Each line should be copied exactly.

════════════════

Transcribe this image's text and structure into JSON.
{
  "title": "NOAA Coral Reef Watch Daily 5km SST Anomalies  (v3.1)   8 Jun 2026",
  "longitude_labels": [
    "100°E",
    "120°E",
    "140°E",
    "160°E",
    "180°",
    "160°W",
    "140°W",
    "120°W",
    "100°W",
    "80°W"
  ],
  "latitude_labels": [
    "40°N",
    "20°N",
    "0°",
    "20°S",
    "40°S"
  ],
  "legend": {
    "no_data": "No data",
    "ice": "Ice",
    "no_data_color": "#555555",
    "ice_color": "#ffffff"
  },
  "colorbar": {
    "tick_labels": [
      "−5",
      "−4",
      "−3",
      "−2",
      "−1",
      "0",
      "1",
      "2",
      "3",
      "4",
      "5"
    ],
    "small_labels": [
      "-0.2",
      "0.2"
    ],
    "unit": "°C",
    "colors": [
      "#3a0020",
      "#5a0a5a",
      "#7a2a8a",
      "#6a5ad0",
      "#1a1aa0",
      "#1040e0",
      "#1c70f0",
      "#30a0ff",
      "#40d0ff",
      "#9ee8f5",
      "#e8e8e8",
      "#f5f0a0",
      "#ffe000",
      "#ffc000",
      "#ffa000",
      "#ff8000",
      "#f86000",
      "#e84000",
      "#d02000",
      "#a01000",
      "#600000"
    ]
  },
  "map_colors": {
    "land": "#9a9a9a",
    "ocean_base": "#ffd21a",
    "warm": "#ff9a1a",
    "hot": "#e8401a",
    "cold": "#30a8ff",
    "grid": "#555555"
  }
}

════════════════

**ANSWER FOR THIS EXERCISE**
Transcribe this image's text and structure into JSON.
{
  "title": "NOAA Coral Reef Watch Daily 5km SST Anomalies  (v3.1)   8 Jun 2026",
  "longitude_labels": [
    "100°E",
    "120°E",
    "140°E",
    "160°E",
    "180°",
    "160°W",
    "140°W",
    "120°W",
    "100°W",
    "80°W"
  ],
  "latitude_labels": [
    "40°N",
    "20°N",
    "0°",
    "20°S",
    "40°S"
  ],
  "legend": {
    "no_data": "No data",
    "ice": "Ice",
    "no_data_color": "#555555",
    "ice_color": "#ffffff"
  },
  "colorbar": {
    "tick_labels": [
      "−5",
      "−4",
      "−3",
      "−2",
      "−1",
      "0",
      "1",
      "2",
      "3",
      "4",
      "5"
    ],
    "small_labels": [
      "-0.2",
      "0.2"
    ],
    "unit": "°C",
    "colors": [
      "#3a0020",
      "#5a0a5a",
      "#7a2a8a",
      "#6a5ad0",
      "#1a1aa0",
      "#1040e0",
      "#1c70f0",
      "#30a0ff",
      "#40d0ff",
      "#9ee8f5",
      "#e8e8e8",
      "#f5f0a0",
      "#ffe000",
      "#ffc000",
      "#ffa000",
      "#ff8000",
      "#f86000",
      "#e84000",
      "#d02000",
      "#a01000",
      "#600000"
    ]
  },
  "map_colors": {
    "land": "#9a9a9a",
    "ocean_base": "#ffd21a",
    "warm": "#ff9a1a",
    "hot": "#e8401a",
    "cold": "#30a8ff",
    "grid": "#555555"
  }
}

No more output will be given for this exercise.